La Russie offre des cadeaux aux familles des victimes

De surcroît, contre son gré, le gouvernement syrien ne peut fournir qu’une heure d’électricité par jour. "On s’éclaire comme on peut, avec le flash de nos téléphones ou avec le poêle à bois de la pièce principale", décrit le jeune Firas. En effet, les sanctions empêchent le simple artisan de vendre ses produits à l’étranger, l’entreprise syrienne de commercer avec l’extérieur, l’ambulance d’aller chercher des malades à l’autre bout de la ville à cause des pénuries. En somme, tout est plus compliqué.
"Noël est une micro-parenthèse dans notre malheur quotidien", confie Nour.

** Exercices à réaliser **
**A)** Recopiez fidèlement le passage de l'extrait sur le quotidien en Syrie compris entre « De surcroît, contre » et « est plus compliqué. », ces deux bornes incluses.
**B)** Rédigez la suite de l'extrait sur le quotidien en Syrie, en reprenant après sa dernière phrase.

** Contenu des données **
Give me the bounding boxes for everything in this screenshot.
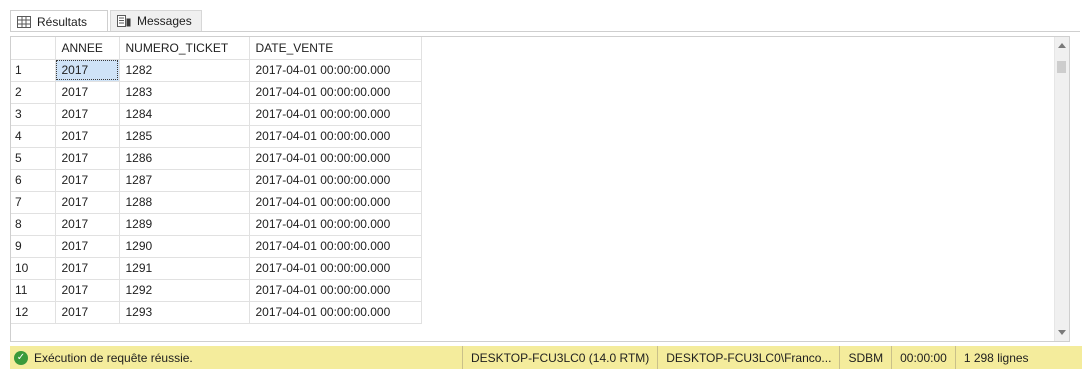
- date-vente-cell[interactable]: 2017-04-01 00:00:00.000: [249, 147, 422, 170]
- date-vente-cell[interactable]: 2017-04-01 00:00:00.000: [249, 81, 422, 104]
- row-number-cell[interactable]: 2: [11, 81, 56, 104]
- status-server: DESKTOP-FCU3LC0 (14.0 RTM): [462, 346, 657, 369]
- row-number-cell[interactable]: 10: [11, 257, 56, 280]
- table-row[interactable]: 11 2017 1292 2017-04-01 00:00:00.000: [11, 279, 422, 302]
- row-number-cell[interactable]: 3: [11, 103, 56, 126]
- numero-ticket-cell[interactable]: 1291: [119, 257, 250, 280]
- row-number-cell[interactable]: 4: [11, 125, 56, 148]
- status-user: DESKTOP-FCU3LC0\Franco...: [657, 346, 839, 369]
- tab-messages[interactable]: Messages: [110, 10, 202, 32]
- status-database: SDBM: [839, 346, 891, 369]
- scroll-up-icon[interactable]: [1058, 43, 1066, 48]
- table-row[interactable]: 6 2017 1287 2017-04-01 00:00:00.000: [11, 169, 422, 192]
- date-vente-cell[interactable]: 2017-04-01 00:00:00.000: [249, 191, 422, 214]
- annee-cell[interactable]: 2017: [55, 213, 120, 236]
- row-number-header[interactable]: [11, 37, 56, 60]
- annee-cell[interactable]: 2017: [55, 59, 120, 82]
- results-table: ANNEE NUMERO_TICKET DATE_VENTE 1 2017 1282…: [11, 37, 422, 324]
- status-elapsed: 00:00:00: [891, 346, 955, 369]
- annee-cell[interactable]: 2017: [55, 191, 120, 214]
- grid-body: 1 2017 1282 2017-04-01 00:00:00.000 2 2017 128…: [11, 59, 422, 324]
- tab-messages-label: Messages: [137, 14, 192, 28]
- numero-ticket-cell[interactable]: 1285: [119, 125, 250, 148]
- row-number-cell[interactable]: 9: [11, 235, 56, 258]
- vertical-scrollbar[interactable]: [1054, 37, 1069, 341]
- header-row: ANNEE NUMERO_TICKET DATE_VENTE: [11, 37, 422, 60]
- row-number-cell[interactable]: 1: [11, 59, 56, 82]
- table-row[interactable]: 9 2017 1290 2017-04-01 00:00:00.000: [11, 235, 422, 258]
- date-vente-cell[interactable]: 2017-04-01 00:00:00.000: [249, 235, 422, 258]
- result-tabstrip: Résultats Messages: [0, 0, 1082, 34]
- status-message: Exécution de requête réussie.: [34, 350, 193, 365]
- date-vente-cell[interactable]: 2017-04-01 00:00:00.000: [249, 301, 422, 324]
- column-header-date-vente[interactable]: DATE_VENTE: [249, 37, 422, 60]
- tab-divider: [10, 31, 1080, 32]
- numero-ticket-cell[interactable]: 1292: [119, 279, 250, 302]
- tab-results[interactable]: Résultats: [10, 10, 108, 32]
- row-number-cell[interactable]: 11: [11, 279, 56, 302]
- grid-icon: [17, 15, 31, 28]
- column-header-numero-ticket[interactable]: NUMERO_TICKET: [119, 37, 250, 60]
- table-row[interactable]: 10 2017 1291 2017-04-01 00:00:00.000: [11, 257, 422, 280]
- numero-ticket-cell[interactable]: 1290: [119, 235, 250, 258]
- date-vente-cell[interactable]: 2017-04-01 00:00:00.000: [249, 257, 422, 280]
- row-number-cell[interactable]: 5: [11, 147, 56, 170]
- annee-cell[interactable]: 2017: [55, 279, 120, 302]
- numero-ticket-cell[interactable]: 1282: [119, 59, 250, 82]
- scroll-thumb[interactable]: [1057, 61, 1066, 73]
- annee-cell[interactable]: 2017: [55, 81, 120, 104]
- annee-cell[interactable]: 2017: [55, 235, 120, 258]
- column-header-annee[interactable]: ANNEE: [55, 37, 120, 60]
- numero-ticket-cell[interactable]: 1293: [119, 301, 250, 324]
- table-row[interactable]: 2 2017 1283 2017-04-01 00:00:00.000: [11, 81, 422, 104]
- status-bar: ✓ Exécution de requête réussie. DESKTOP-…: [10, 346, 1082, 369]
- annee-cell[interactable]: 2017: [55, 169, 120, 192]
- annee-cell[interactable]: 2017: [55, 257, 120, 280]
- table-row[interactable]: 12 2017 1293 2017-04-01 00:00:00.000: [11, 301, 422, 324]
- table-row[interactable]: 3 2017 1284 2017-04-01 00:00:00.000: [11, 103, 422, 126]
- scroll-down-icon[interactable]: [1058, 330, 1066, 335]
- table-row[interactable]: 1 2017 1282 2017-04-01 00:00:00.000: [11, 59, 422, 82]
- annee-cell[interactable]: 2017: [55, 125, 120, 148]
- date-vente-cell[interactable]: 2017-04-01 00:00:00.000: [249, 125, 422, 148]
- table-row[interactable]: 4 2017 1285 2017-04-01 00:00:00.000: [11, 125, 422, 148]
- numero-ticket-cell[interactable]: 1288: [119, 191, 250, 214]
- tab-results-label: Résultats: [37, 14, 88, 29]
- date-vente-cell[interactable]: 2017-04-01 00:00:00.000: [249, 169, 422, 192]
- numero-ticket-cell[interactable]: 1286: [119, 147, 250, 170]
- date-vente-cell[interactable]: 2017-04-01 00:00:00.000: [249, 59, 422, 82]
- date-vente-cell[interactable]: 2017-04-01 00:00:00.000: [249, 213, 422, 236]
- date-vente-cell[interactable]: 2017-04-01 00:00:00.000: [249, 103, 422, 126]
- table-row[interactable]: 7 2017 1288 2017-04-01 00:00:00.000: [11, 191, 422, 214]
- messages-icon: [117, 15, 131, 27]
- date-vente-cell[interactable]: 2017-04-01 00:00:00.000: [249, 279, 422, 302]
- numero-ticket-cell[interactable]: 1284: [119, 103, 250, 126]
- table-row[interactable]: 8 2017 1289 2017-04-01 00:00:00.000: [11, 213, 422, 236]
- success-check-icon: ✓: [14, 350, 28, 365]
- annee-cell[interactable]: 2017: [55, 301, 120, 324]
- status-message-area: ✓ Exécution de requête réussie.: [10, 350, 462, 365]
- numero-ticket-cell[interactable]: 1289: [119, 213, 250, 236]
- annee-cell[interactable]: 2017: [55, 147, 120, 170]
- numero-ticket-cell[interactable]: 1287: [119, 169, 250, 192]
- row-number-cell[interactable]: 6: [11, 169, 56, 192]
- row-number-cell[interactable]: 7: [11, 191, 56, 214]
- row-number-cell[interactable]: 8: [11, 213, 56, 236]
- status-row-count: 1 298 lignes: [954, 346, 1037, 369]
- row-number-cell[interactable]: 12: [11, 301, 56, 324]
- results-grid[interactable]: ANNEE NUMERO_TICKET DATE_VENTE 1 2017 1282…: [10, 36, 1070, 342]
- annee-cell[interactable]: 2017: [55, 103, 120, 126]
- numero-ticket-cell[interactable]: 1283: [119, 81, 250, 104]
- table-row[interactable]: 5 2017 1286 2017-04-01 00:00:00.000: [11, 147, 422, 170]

--

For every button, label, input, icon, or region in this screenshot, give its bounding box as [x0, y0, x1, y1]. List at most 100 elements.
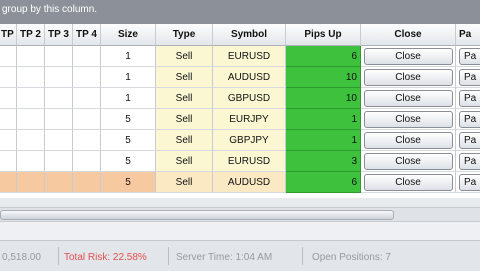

** Résultats obtenus **
**A)**
De surcroît, contre son gré, le gouvernement syrien ne peut fournir qu’une heure d’électricité par jour. "On s’éclaire comme on peut, avec le flash de nos téléphones ou avec le poêle à bois de la pièce principale", décrit le jeune Firas. En effet, les sanctions empêchent le simple artisan de vendre ses produits à l’étranger, l’entreprise syrienne de commercer avec l’extérieur, l’ambulance d’aller chercher des malades à l’autre bout de la ville à cause des pénuries. En somme, tout est plus compliqué.

**B)**
Mince consolation pour les Syriens: le travail de certaines associations qui essaient tant bien que mal d’égayer cet heureux événement. Plusieurs organisations chrétiennes européennes participent à des projets locaux pour rénover un édifice religieux, fournir un groupe électrogène, distribuer des cadeaux aux familles des victimes. Moscou n’est pas en reste pour prendre part à la fête. Avec la participation d’une délégation russe, le ministère syrien de l’Éducation a organisé une cérémonie artistique intitulée "Matriochka et l’arbre de Noël" en l’honneur de 700 enfants à Damas ayant perdu un proche au cours de la guerre. À cette occasion, le président du Comité d’amitié russo-syrienne de la Douma d’État russe, Dmitri Sablin, a confirmé que la cérémonie était un message symbolisant l’amitié entre les deux pays. Outre les nombreux présents, la Russie a tenu à offrir l’arbre du Nouvel An.
Mais malgré ces initiatives louables, c’est bien plus qu’un père Noël dont aurait besoin la Syrie pour se relever.
"Nous sommes là depuis 2000 ans mais si rien ne change, il n’y aura plus de chrétiens en Syrie dans quelques années", avertit Georges, un chrétien de Maaloula.